THE EXERCISE —
Copy out the entries below precisely; nothing is to be omitted.

TASK DATA —

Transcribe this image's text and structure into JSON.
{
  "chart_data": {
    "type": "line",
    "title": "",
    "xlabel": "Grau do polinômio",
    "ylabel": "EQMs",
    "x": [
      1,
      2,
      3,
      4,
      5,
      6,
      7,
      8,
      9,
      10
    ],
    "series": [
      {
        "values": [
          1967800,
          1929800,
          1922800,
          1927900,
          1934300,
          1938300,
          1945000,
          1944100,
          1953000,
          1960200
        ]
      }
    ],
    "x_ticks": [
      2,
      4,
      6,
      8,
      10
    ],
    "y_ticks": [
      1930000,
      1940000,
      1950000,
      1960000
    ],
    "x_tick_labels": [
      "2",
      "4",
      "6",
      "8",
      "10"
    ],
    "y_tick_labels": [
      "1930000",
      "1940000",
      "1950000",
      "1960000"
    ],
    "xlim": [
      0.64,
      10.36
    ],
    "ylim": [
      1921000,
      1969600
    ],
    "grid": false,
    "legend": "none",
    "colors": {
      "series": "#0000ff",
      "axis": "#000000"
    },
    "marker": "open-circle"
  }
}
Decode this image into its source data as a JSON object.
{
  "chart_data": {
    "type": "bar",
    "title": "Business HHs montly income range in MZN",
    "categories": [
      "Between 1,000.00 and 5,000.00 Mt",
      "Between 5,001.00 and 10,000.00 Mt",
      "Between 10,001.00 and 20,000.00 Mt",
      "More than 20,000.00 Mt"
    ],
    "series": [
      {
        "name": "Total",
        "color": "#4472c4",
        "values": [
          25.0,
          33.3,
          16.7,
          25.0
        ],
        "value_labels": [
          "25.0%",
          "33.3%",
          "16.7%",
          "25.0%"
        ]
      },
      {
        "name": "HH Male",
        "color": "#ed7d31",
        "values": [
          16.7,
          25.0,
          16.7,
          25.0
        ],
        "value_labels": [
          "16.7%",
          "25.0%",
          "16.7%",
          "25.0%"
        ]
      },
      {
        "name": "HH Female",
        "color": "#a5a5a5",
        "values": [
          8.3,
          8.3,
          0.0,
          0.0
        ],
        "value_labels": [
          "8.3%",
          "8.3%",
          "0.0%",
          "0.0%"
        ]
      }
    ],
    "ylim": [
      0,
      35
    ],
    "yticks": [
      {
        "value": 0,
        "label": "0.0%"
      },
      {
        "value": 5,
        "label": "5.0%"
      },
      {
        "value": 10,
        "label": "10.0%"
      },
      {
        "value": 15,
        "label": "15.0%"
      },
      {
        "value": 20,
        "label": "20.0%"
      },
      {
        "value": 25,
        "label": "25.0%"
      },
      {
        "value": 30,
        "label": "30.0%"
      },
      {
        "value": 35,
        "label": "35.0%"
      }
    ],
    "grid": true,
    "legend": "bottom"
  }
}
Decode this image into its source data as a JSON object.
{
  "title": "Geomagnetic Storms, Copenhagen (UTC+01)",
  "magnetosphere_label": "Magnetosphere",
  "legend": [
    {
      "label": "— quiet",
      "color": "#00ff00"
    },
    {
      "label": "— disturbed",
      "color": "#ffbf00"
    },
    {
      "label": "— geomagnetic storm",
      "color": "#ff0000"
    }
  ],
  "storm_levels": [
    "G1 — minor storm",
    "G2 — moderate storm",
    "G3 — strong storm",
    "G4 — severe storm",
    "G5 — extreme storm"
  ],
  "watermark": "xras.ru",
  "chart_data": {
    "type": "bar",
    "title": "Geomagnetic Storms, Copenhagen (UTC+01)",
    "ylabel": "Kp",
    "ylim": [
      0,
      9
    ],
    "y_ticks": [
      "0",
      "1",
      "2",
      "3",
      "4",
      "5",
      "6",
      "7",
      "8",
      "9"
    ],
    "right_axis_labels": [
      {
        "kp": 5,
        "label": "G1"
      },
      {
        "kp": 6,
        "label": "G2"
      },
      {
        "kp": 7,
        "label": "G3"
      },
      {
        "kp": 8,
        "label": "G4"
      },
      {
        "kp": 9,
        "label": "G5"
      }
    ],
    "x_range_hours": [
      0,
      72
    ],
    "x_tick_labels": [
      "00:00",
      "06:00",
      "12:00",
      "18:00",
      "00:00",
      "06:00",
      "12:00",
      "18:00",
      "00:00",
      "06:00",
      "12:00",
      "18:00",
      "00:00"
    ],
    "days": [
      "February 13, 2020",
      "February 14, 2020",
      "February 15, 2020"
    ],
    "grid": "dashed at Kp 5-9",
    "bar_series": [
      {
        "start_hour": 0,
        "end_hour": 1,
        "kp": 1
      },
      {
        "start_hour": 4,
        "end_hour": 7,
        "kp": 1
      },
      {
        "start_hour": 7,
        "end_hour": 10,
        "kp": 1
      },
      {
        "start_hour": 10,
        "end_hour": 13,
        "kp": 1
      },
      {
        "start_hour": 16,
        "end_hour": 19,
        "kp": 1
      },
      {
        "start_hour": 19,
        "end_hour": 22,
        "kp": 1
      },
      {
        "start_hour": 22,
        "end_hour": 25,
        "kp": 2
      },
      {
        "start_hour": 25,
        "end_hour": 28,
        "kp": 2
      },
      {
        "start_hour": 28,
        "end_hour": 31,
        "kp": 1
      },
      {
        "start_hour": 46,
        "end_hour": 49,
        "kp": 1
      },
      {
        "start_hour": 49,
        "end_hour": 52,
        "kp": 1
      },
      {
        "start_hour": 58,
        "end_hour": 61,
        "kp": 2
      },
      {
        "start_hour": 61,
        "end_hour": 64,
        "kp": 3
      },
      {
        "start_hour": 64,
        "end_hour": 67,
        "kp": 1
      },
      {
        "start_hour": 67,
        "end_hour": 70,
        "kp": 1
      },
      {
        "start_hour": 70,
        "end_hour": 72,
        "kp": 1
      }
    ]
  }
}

RESULT FOR THIS EXERCISE —
Transcribe this image's text and structure into JSON.
{
  "chart_data": {
    "type": "line",
    "title": "",
    "xlabel": "Grau do polinômio",
    "ylabel": "EQMs",
    "x": [
      1,
      2,
      3,
      4,
      5,
      6,
      7,
      8,
      9,
      10
    ],
    "series": [
      {
        "values": [
          1967800,
          1929800,
          1922800,
          1927900,
          1934300,
          1938300,
          1945000,
          1944100,
          1953000,
          1960200
        ]
      }
    ],
    "x_ticks": [
      2,
      4,
      6,
      8,
      10
    ],
    "y_ticks": [
      1930000,
      1940000,
      1950000,
      1960000
    ],
    "x_tick_labels": [
      "2",
      "4",
      "6",
      "8",
      "10"
    ],
    "y_tick_labels": [
      "1930000",
      "1940000",
      "1950000",
      "1960000"
    ],
    "xlim": [
      0.64,
      10.36
    ],
    "ylim": [
      1921000,
      1969600
    ],
    "grid": false,
    "legend": "none",
    "colors": {
      "series": "#0000ff",
      "axis": "#000000"
    },
    "marker": "open-circle"
  }
}
Decode this image into its source data as a JSON object.
{
  "chart_data": {
    "type": "bar",
    "title": "Business HHs montly income range in MZN",
    "categories": [
      "Between 1,000.00 and 5,000.00 Mt",
      "Between 5,001.00 and 10,000.00 Mt",
      "Between 10,001.00 and 20,000.00 Mt",
      "More than 20,000.00 Mt"
    ],
    "series": [
      {
        "name": "Total",
        "color": "#4472c4",
        "values": [
          25.0,
          33.3,
          16.7,
          25.0
        ],
        "value_labels": [
          "25.0%",
          "33.3%",
          "16.7%",
          "25.0%"
        ]
      },
      {
        "name": "HH Male",
        "color": "#ed7d31",
        "values": [
          16.7,
          25.0,
          16.7,
          25.0
        ],
        "value_labels": [
          "16.7%",
          "25.0%",
          "16.7%",
          "25.0%"
        ]
      },
      {
        "name": "HH Female",
        "color": "#a5a5a5",
        "values": [
          8.3,
          8.3,
          0.0,
          0.0
        ],
        "value_labels": [
          "8.3%",
          "8.3%",
          "0.0%",
          "0.0%"
        ]
      }
    ],
    "ylim": [
      0,
      35
    ],
    "yticks": [
      {
        "value": 0,
        "label": "0.0%"
      },
      {
        "value": 5,
        "label": "5.0%"
      },
      {
        "value": 10,
        "label": "10.0%"
      },
      {
        "value": 15,
        "label": "15.0%"
      },
      {
        "value": 20,
        "label": "20.0%"
      },
      {
        "value": 25,
        "label": "25.0%"
      },
      {
        "value": 30,
        "label": "30.0%"
      },
      {
        "value": 35,
        "label": "35.0%"
      }
    ],
    "grid": true,
    "legend": "bottom"
  }
}
Decode this image into its source data as a JSON object.
{
  "title": "Geomagnetic Storms, Copenhagen (UTC+01)",
  "magnetosphere_label": "Magnetosphere",
  "legend": [
    {
      "label": "— quiet",
      "color": "#00ff00"
    },
    {
      "label": "— disturbed",
      "color": "#ffbf00"
    },
    {
      "label": "— geomagnetic storm",
      "color": "#ff0000"
    }
  ],
  "storm_levels": [
    "G1 — minor storm",
    "G2 — moderate storm",
    "G3 — strong storm",
    "G4 — severe storm",
    "G5 — extreme storm"
  ],
  "watermark": "xras.ru",
  "chart_data": {
    "type": "bar",
    "title": "Geomagnetic Storms, Copenhagen (UTC+01)",
    "ylabel": "Kp",
    "ylim": [
      0,
      9
    ],
    "y_ticks": [
      "0",
      "1",
      "2",
      "3",
      "4",
      "5",
      "6",
      "7",
      "8",
      "9"
    ],
    "right_axis_labels": [
      {
        "kp": 5,
        "label": "G1"
      },
      {
        "kp": 6,
        "label": "G2"
      },
      {
        "kp": 7,
        "label": "G3"
      },
      {
        "kp": 8,
        "label": "G4"
      },
      {
        "kp": 9,
        "label": "G5"
      }
    ],
    "x_range_hours": [
      0,
      72
    ],
    "x_tick_labels": [
      "00:00",
      "06:00",
      "12:00",
      "18:00",
      "00:00",
      "06:00",
      "12:00",
      "18:00",
      "00:00",
      "06:00",
      "12:00",
      "18:00",
      "00:00"
    ],
    "days": [
      "February 13, 2020",
      "February 14, 2020",
      "February 15, 2020"
    ],
    "grid": "dashed at Kp 5-9",
    "bar_series": [
      {
        "start_hour": 0,
        "end_hour": 1,
        "kp": 1
      },
      {
        "start_hour": 4,
        "end_hour": 7,
        "kp": 1
      },
      {
        "start_hour": 7,
        "end_hour": 10,
        "kp": 1
      },
      {
        "start_hour": 10,
        "end_hour": 13,
        "kp": 1
      },
      {
        "start_hour": 16,
        "end_hour": 19,
        "kp": 1
      },
      {
        "start_hour": 19,
        "end_hour": 22,
        "kp": 1
      },
      {
        "start_hour": 22,
        "end_hour": 25,
        "kp": 2
      },
      {
        "start_hour": 25,
        "end_hour": 28,
        "kp": 2
      },
      {
        "start_hour": 28,
        "end_hour": 31,
        "kp": 1
      },
      {
        "start_hour": 46,
        "end_hour": 49,
        "kp": 1
      },
      {
        "start_hour": 49,
        "end_hour": 52,
        "kp": 1
      },
      {
        "start_hour": 58,
        "end_hour": 61,
        "kp": 2
      },
      {
        "start_hour": 61,
        "end_hour": 64,
        "kp": 3
      },
      {
        "start_hour": 64,
        "end_hour": 67,
        "kp": 1
      },
      {
        "start_hour": 67,
        "end_hour": 70,
        "kp": 1
      },
      {
        "start_hour": 70,
        "end_hour": 72,
        "kp": 1
      }
    ]
  }
}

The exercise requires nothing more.